* _ROWS_:
************

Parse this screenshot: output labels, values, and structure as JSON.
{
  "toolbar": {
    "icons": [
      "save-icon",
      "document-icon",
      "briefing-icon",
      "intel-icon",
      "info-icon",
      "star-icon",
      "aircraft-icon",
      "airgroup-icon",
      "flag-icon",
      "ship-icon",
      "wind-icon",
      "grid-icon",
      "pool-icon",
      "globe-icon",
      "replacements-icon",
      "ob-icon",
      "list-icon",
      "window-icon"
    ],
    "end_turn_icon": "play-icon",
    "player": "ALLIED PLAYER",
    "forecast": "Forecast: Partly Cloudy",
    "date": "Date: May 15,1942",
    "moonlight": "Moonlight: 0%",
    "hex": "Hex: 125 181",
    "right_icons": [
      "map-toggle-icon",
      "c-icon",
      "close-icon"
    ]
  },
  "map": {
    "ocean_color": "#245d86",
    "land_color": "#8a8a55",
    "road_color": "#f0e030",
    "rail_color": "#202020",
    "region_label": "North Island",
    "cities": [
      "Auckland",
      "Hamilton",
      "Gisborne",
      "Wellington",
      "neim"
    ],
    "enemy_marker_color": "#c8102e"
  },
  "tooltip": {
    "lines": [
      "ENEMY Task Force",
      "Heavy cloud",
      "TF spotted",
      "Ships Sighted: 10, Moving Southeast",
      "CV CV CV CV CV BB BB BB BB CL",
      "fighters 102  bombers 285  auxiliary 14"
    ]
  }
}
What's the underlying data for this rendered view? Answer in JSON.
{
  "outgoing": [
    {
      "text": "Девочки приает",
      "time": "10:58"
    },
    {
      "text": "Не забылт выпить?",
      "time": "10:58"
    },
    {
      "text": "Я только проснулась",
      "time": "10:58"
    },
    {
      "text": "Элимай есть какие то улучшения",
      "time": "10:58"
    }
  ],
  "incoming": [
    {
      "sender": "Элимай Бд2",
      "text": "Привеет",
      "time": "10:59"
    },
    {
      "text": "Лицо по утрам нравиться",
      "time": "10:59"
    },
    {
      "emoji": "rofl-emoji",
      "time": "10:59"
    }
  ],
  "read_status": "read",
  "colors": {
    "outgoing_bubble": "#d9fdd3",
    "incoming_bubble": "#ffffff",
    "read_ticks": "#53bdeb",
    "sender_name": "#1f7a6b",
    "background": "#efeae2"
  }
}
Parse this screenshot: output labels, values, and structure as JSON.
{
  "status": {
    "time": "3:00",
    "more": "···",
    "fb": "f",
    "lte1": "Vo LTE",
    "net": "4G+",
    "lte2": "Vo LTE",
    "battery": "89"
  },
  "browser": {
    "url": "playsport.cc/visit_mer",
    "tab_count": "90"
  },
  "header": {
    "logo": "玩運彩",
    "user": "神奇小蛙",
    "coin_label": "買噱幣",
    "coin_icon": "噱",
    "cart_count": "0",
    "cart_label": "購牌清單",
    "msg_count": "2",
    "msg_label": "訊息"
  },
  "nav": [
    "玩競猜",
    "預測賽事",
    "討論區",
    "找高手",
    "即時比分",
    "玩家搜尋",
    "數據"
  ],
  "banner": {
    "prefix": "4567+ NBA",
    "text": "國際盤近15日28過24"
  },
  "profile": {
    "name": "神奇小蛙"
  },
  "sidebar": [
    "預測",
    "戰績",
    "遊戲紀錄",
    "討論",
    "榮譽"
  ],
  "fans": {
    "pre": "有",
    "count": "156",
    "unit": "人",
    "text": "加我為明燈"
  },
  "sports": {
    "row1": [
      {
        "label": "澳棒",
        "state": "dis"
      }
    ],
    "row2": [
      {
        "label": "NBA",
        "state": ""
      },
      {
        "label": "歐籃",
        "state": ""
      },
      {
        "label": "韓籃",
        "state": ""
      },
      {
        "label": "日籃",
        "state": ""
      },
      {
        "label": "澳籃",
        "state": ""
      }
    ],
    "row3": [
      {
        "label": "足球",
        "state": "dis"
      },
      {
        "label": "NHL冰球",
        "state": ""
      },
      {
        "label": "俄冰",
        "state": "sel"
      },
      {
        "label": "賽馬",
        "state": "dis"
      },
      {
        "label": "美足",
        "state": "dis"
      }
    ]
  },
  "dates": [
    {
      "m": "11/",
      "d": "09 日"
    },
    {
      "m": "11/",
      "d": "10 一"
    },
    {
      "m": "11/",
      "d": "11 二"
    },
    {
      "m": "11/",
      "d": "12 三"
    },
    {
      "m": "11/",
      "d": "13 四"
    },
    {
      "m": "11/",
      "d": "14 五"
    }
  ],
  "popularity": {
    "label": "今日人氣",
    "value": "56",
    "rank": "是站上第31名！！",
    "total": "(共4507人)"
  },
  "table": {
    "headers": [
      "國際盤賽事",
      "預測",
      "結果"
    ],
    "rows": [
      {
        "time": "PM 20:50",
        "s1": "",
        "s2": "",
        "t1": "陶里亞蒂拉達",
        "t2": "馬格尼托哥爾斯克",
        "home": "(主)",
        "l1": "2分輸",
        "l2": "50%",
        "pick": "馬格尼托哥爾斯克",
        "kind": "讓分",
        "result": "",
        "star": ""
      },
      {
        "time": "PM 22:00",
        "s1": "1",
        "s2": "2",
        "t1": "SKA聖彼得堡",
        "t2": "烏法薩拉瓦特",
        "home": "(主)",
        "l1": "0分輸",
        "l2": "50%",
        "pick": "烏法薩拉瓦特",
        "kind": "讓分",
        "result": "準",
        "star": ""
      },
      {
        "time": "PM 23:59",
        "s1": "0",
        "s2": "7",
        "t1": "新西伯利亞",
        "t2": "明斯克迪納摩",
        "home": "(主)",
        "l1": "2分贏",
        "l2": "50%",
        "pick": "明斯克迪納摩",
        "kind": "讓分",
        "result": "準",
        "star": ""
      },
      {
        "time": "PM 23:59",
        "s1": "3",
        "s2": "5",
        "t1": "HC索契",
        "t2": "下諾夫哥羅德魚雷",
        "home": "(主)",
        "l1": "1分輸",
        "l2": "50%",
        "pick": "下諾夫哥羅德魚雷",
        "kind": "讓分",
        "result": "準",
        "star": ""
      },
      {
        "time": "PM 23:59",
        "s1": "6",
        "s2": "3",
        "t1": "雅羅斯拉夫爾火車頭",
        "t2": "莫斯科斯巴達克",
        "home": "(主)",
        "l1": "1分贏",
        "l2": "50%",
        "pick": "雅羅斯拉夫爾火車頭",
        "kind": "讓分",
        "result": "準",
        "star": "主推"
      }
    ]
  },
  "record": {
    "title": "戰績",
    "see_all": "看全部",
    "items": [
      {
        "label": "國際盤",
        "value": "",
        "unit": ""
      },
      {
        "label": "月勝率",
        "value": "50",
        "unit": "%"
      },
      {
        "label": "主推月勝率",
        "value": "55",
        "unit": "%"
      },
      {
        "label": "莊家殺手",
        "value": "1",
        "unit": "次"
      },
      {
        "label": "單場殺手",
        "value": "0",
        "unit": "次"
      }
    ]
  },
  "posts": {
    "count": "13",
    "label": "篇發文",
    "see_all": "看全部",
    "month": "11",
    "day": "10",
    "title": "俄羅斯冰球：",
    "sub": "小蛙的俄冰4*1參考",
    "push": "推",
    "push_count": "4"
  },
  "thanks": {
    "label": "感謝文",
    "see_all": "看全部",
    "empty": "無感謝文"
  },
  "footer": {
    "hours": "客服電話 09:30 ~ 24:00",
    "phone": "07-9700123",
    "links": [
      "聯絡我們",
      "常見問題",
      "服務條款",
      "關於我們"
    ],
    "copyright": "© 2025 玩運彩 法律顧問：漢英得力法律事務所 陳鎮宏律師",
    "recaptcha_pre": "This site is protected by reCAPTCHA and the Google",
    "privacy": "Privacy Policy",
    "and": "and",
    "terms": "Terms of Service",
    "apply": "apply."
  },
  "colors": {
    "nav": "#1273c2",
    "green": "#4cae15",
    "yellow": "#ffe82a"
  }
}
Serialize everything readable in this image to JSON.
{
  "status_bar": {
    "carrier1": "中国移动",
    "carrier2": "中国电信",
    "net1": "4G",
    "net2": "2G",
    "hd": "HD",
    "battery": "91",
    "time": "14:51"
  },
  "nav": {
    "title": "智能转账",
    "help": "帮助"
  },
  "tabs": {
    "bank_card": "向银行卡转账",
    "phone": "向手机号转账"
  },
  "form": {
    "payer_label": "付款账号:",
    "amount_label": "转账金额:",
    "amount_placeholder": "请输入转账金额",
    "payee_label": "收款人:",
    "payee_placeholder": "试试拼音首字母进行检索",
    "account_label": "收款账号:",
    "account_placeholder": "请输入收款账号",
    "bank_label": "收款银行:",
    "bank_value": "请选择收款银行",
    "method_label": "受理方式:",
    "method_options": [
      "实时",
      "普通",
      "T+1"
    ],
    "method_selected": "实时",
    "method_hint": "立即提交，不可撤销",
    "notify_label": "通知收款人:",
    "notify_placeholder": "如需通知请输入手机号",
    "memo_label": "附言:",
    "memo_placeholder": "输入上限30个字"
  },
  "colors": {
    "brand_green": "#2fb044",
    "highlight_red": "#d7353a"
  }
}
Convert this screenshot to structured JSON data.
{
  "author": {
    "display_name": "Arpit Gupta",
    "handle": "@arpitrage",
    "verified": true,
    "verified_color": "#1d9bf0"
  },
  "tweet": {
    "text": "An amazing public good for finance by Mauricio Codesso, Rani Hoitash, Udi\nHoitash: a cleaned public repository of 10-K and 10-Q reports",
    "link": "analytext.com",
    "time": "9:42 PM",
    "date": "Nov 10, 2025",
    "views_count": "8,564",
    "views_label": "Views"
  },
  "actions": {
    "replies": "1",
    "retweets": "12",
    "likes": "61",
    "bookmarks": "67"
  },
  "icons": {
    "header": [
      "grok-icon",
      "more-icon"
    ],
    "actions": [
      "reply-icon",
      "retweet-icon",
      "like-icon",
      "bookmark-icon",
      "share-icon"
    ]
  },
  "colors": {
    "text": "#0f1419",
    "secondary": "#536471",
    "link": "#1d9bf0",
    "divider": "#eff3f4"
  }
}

************

* _GIVEN EXERCISE_: In the records above, tally the lines where the word "data" appears, and give the number and nothing else.

* _THE OUTPUT_: 2